- [Stated exercise]: Below you will find a set of lines. Repeat them all exactly.

- [Extracted data entries]:
* BEGIN *

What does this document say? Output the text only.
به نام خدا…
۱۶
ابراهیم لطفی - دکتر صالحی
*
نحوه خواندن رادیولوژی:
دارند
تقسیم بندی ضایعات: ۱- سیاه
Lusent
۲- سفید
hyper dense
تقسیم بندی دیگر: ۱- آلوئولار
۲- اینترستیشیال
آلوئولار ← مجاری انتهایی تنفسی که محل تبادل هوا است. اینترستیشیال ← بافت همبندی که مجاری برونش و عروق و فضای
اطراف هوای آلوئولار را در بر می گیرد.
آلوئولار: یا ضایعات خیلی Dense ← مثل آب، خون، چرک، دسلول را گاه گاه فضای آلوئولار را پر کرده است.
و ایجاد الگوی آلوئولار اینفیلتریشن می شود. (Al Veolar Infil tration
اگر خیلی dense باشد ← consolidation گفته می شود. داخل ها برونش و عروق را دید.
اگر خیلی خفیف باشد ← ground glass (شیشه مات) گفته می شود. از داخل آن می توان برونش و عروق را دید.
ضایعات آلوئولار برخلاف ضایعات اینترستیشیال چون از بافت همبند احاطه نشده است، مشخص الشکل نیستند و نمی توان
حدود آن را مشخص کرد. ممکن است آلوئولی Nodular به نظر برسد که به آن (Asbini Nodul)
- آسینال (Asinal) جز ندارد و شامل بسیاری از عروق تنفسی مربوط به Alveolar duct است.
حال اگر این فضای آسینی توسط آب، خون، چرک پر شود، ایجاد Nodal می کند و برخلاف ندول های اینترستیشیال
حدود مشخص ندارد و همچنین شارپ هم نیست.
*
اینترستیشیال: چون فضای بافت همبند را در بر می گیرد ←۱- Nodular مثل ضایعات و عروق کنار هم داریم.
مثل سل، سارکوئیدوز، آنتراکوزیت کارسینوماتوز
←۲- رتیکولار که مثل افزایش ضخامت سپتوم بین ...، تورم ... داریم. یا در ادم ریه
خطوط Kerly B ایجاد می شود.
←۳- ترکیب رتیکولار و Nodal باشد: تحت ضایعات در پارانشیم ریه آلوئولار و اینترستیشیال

* END *

- [Problem solution]:
What does this document say? Output the text only.
به نام خدا…
۱۶
ابراهیم لطفی - دکتر صالحی
*
نحوه خواندن رادیولوژی:
دارند
تقسیم بندی ضایعات: ۱- سیاه
Lusent
۲- سفید
hyper dense
تقسیم بندی دیگر: ۱- آلوئولار
۲- اینترستیشیال
آلوئولار ← مجاری انتهایی تنفسی که محل تبادل هوا است. اینترستیشیال ← بافت همبندی که مجاری برونش و عروق و فضای
اطراف هوای آلوئولار را در بر می گیرد.
آلوئولار: یا ضایعات خیلی Dense ← مثل آب، خون، چرک، دسلول را گاه گاه فضای آلوئولار را پر کرده است.
و ایجاد الگوی آلوئولار اینفیلتریشن می شود. (Al Veolar Infil tration
اگر خیلی dense باشد ← consolidation گفته می شود. داخل ها برونش و عروق را دید.
اگر خیلی خفیف باشد ← ground glass (شیشه مات) گفته می شود. از داخل آن می توان برونش و عروق را دید.
ضایعات آلوئولار برخلاف ضایعات اینترستیشیال چون از بافت همبند احاطه نشده است، مشخص الشکل نیستند و نمی توان
حدود آن را مشخص کرد. ممکن است آلوئولی Nodular به نظر برسد که به آن (Asbini Nodul)
- آسینال (Asinal) جز ندارد و شامل بسیاری از عروق تنفسی مربوط به Alveolar duct است.
حال اگر این فضای آسینی توسط آب، خون، چرک پر شود، ایجاد Nodal می کند و برخلاف ندول های اینترستیشیال
حدود مشخص ندارد و همچنین شارپ هم نیست.
*
اینترستیشیال: چون فضای بافت همبند را در بر می گیرد ←۱- Nodular مثل ضایعات و عروق کنار هم داریم.
مثل سل، سارکوئیدوز، آنتراکوزیت کارسینوماتوز
←۲- رتیکولار که مثل افزایش ضخامت سپتوم بین ...، تورم ... داریم. یا در ادم ریه
خطوط Kerly B ایجاد می شود.
←۳- ترکیب رتیکولار و Nodal باشد: تحت ضایعات در پارانشیم ریه آلوئولار و اینترستیشیال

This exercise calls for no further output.